## What to produce
Leave out pictures; repeat exactly the lines from the "Convert this document image to plain text." line through the last of the data below.
+ + + +
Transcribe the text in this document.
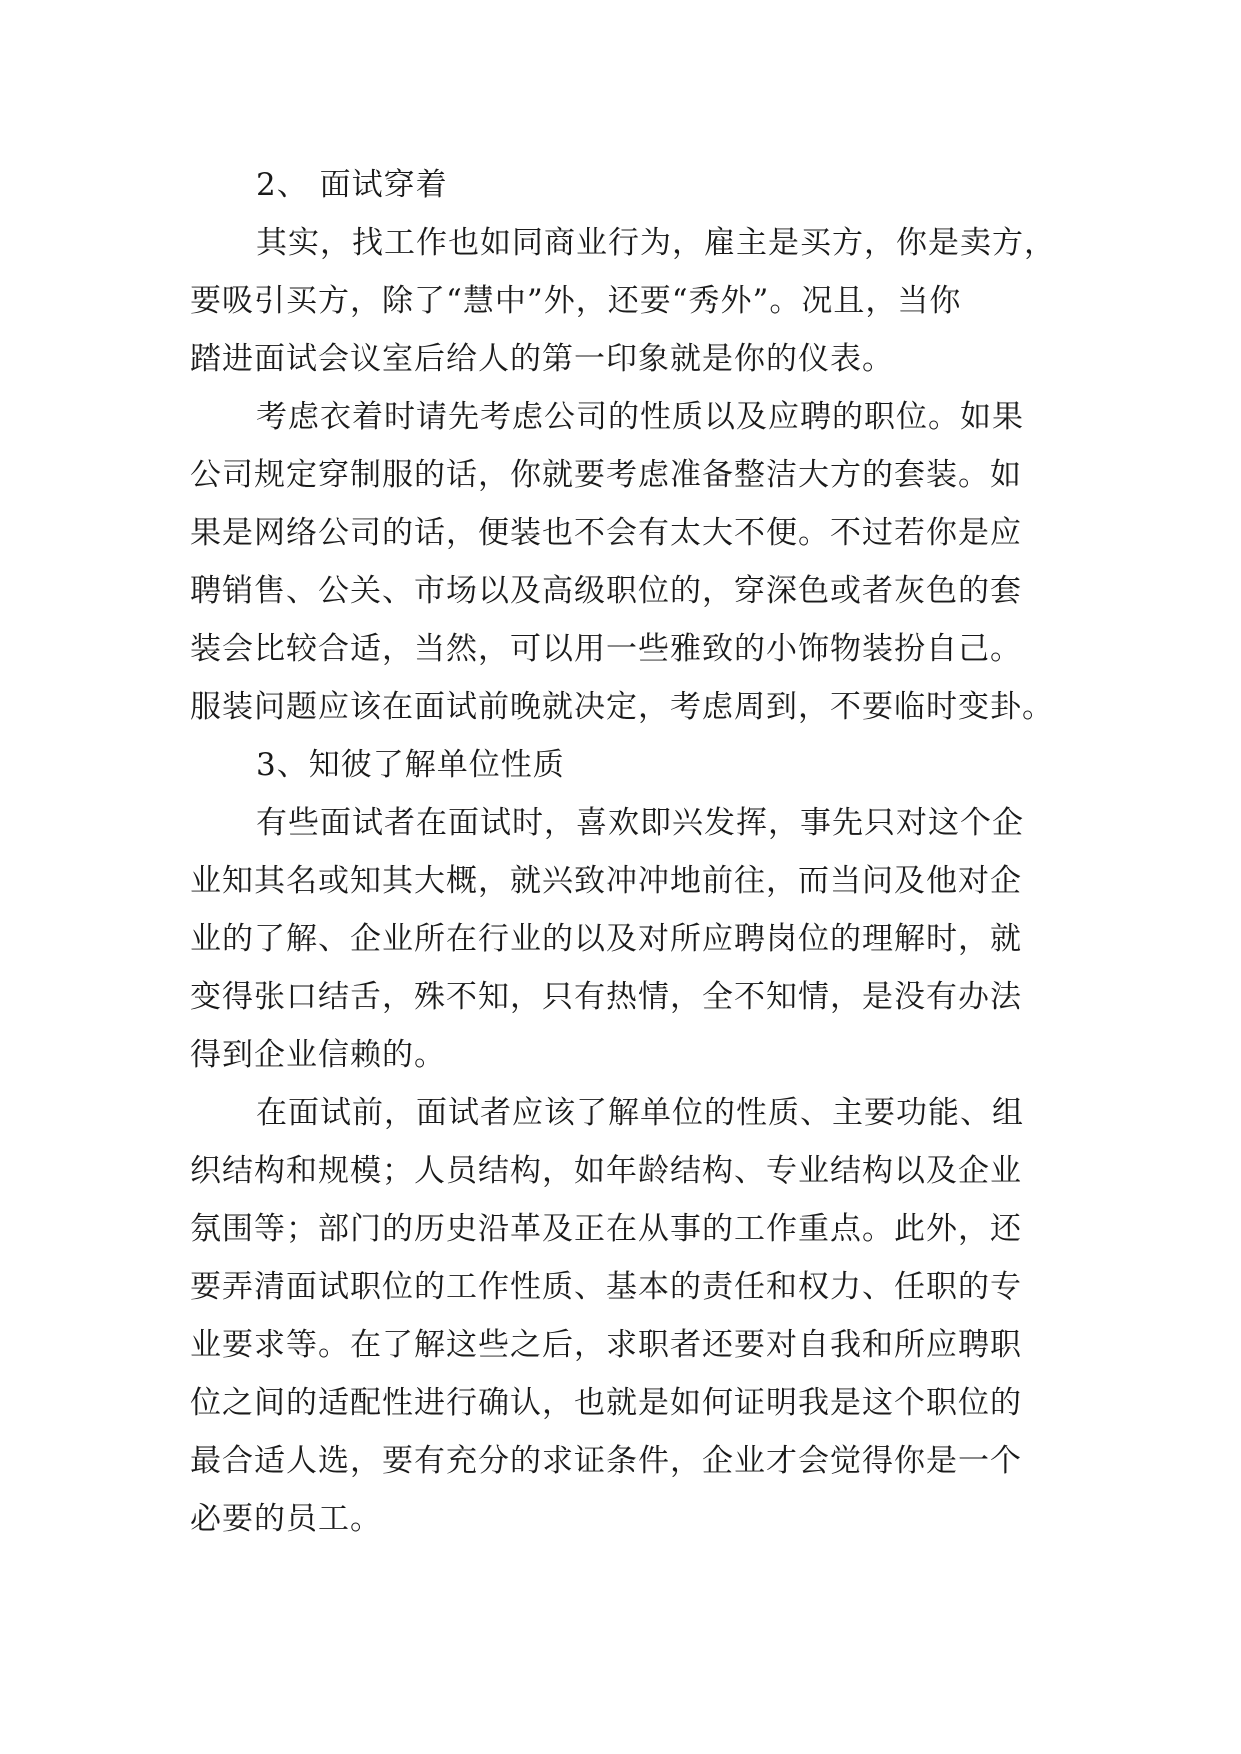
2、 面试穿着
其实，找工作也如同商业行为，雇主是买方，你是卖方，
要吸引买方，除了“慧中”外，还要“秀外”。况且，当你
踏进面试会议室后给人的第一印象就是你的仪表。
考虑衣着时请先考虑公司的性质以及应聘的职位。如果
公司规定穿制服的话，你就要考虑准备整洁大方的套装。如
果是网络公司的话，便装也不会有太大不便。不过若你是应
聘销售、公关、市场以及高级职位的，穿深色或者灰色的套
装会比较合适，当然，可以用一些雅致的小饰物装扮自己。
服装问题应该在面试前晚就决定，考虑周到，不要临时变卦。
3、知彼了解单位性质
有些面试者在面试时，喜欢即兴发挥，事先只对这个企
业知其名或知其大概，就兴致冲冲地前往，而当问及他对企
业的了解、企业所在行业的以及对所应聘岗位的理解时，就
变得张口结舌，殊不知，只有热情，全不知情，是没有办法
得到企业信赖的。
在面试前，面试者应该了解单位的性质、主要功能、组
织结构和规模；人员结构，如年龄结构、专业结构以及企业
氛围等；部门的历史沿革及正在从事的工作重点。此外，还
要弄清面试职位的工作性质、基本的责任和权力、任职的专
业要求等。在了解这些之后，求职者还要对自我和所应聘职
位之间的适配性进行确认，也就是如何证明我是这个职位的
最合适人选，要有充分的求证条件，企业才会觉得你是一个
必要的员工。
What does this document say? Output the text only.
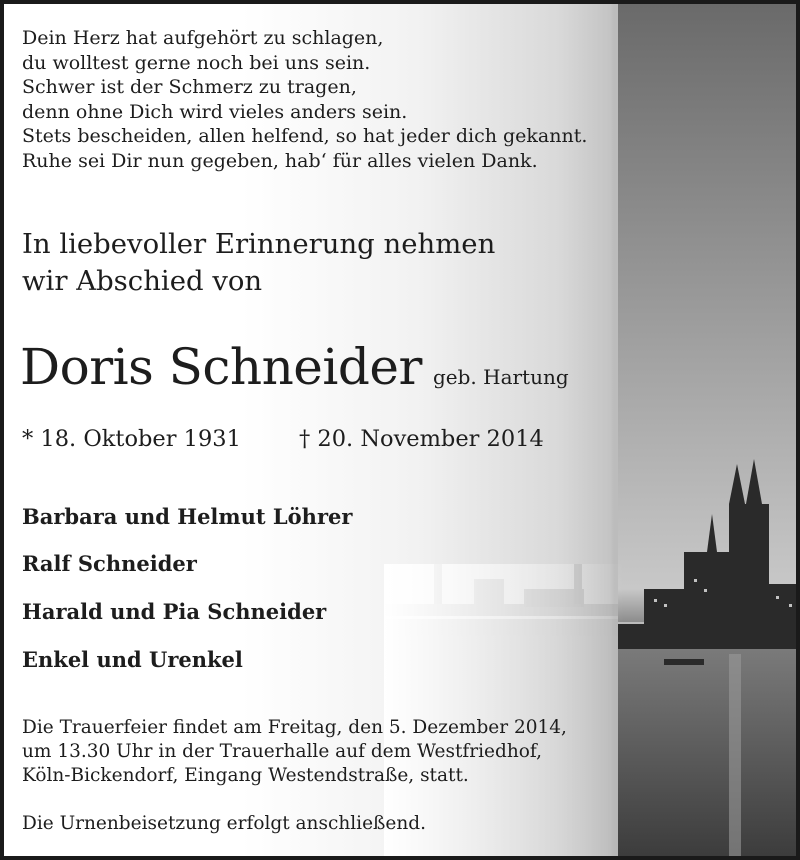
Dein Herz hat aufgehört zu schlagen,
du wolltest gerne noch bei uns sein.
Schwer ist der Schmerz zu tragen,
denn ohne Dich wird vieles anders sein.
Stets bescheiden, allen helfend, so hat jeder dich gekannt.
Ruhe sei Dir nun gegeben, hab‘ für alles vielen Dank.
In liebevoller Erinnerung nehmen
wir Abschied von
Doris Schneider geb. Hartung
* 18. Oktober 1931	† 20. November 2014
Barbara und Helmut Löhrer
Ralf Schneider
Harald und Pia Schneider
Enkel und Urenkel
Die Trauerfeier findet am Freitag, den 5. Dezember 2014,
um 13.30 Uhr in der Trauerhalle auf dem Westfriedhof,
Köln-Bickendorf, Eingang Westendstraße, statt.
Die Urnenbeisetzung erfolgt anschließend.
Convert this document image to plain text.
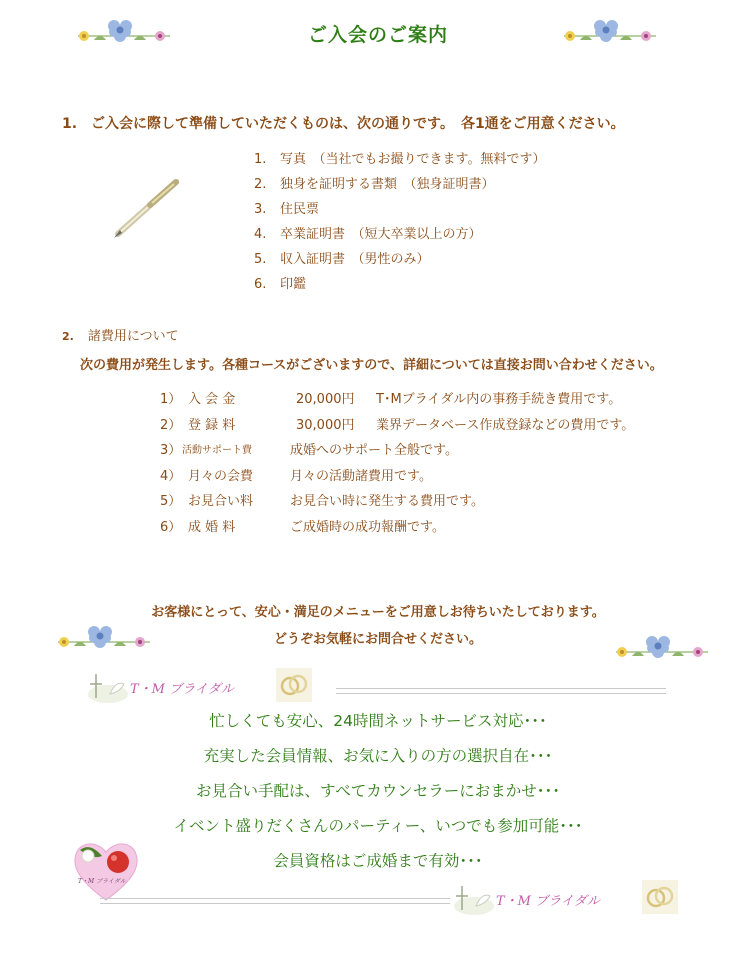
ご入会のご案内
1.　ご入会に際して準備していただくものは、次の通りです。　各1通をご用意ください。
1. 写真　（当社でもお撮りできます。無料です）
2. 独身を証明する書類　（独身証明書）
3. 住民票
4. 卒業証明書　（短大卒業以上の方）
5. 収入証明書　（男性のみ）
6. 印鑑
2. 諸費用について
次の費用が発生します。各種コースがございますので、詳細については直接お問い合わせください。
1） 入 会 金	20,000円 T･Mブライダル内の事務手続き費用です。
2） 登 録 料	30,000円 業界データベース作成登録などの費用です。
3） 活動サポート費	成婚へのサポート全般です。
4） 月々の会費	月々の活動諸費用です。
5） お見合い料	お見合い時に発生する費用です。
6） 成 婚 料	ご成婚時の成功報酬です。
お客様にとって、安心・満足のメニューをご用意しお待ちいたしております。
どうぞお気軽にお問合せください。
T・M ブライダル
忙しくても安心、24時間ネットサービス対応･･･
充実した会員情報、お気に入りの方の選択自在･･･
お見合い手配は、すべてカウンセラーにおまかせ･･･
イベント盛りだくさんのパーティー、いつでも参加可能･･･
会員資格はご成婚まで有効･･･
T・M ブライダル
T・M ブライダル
+ + + +
## Response to the exercise
Convert this document image to plain text.
ご入会のご案内
1.　ご入会に際して準備していただくものは、次の通りです。　各1通をご用意ください。
1. 写真　（当社でもお撮りできます。無料です）
2. 独身を証明する書類　（独身証明書）
3. 住民票
4. 卒業証明書　（短大卒業以上の方）
5. 収入証明書　（男性のみ）
6. 印鑑
2. 諸費用について
次の費用が発生します。各種コースがございますので、詳細については直接お問い合わせください。
1） 入 会 金	20,000円 T･Mブライダル内の事務手続き費用です。
2） 登 録 料	30,000円 業界データベース作成登録などの費用です。
3） 活動サポート費	成婚へのサポート全般です。
4） 月々の会費	月々の活動諸費用です。
5） お見合い料	お見合い時に発生する費用です。
6） 成 婚 料	ご成婚時の成功報酬です。
お客様にとって、安心・満足のメニューをご用意しお待ちいたしております。
どうぞお気軽にお問合せください。
T・M ブライダル
忙しくても安心、24時間ネットサービス対応･･･
充実した会員情報、お気に入りの方の選択自在･･･
お見合い手配は、すべてカウンセラーにおまかせ･･･
イベント盛りだくさんのパーティー、いつでも参加可能･･･
会員資格はご成婚まで有効･･･
T・M ブライダル
T・M ブライダル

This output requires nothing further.